>>>>>

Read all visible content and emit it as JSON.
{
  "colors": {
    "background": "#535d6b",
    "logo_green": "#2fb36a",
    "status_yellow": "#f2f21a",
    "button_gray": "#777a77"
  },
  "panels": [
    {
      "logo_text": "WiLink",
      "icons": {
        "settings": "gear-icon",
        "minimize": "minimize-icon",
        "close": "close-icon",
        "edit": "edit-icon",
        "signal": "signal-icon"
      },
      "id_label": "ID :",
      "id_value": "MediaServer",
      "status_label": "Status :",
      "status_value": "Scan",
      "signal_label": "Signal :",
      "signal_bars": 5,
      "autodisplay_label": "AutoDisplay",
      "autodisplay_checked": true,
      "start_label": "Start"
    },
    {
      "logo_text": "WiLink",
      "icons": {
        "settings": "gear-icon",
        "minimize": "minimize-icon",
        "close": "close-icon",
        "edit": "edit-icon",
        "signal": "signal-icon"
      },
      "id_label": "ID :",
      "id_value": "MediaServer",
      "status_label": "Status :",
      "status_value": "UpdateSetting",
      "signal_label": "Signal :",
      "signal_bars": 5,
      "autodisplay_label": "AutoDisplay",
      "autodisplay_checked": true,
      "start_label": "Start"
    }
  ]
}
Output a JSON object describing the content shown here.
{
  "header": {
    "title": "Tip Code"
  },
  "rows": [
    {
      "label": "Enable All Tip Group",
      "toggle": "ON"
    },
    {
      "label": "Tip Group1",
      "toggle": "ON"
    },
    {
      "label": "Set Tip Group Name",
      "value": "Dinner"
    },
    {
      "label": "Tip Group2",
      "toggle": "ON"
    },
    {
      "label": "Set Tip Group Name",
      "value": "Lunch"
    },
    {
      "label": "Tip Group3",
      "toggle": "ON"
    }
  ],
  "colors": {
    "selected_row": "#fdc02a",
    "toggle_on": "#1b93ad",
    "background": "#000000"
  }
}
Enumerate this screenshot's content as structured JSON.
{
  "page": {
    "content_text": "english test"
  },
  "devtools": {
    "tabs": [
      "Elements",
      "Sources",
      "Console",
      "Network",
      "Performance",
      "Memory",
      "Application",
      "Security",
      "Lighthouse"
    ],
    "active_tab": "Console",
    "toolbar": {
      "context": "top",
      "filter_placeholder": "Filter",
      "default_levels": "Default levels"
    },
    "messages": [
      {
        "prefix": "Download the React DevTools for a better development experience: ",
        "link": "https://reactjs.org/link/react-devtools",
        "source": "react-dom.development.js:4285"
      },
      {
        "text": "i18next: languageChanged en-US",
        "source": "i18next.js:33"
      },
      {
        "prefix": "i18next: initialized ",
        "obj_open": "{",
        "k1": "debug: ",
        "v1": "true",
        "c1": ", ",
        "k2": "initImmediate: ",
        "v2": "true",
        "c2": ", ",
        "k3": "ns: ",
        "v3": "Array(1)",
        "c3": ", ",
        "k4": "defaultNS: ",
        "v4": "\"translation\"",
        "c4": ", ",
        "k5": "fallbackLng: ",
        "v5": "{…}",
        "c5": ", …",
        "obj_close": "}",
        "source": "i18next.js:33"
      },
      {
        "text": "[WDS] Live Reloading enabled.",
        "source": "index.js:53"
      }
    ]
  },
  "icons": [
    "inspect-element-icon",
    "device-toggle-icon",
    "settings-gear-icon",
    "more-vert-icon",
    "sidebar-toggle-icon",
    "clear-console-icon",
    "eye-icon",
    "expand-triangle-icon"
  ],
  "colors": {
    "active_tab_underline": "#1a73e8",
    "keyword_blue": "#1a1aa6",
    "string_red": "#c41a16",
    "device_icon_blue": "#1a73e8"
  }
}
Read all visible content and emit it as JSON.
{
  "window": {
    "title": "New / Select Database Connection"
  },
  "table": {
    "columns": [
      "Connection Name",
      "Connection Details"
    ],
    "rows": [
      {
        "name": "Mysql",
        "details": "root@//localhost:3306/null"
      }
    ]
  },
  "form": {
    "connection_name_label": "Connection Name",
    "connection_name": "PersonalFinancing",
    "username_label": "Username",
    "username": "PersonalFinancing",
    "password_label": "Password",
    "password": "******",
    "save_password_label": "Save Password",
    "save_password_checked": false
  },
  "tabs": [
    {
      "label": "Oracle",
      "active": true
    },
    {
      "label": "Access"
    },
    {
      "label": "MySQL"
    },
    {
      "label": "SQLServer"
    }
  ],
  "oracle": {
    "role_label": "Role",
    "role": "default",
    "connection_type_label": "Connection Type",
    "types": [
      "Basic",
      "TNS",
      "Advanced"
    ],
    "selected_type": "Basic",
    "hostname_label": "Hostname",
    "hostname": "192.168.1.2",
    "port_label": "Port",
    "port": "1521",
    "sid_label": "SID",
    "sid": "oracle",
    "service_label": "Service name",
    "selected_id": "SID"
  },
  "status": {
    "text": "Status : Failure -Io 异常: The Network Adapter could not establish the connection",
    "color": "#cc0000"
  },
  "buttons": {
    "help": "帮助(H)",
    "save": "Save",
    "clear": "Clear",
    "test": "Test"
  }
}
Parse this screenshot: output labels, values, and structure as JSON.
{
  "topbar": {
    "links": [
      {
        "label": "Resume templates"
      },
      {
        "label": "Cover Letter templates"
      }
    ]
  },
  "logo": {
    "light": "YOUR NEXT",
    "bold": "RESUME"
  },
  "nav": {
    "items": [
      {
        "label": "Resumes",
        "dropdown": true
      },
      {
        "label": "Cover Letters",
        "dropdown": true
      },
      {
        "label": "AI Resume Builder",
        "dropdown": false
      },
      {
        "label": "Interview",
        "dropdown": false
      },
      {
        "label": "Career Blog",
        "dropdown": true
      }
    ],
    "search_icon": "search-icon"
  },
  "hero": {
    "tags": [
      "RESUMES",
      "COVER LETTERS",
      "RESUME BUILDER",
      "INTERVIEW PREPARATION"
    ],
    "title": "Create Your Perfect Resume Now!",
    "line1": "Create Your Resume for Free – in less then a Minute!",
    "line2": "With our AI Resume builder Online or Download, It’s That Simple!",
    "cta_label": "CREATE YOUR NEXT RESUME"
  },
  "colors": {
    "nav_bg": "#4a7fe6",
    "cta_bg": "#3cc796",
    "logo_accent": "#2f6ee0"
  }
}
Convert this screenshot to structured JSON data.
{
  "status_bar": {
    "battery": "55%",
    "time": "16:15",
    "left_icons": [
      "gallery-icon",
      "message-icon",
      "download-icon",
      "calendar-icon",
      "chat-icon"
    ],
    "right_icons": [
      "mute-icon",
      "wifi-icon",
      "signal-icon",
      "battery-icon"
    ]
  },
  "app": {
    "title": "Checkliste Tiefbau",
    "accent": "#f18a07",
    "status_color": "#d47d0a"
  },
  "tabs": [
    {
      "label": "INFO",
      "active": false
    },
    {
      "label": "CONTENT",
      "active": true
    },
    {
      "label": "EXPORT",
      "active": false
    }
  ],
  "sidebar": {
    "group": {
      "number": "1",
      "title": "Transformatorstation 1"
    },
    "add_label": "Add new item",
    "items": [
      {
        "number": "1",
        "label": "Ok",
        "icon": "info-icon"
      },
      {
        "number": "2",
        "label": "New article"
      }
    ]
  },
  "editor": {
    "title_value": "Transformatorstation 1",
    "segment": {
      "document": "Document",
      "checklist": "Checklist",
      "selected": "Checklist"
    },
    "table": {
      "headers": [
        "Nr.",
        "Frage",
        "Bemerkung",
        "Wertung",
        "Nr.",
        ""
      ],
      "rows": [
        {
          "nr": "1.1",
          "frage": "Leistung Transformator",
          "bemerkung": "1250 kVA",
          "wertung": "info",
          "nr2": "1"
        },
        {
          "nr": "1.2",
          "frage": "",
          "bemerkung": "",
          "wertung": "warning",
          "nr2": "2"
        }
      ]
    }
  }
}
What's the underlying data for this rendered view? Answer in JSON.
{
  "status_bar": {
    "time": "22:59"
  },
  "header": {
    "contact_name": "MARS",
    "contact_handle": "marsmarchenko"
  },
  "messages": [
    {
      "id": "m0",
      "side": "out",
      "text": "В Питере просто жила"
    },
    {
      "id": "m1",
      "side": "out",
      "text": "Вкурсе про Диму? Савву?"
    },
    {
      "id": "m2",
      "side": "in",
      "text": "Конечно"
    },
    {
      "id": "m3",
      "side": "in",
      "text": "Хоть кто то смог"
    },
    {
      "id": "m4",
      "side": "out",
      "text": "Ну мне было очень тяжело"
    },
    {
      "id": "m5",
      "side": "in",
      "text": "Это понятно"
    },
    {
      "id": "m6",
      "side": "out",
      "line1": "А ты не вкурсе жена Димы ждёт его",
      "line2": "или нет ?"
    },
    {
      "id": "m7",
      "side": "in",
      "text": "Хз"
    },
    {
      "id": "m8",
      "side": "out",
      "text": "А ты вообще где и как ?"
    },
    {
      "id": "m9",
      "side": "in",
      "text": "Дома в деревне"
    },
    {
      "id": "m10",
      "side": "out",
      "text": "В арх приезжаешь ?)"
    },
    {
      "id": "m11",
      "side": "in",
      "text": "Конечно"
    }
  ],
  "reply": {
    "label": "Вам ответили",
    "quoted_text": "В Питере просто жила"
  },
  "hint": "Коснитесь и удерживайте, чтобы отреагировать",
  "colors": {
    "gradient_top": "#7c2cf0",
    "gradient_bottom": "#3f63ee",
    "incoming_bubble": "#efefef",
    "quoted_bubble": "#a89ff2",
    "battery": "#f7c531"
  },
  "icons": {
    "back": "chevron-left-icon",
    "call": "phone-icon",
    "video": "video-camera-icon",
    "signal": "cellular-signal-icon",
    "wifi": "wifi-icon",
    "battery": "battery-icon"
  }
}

<<<<<

* [The exercise]: Using the entries above, find all lines with "development". Copy them.

* [Task solution]:
        "prefix": "Download the React DevTools for a better development experience: ",
        "source": "react-dom.development.js:4285"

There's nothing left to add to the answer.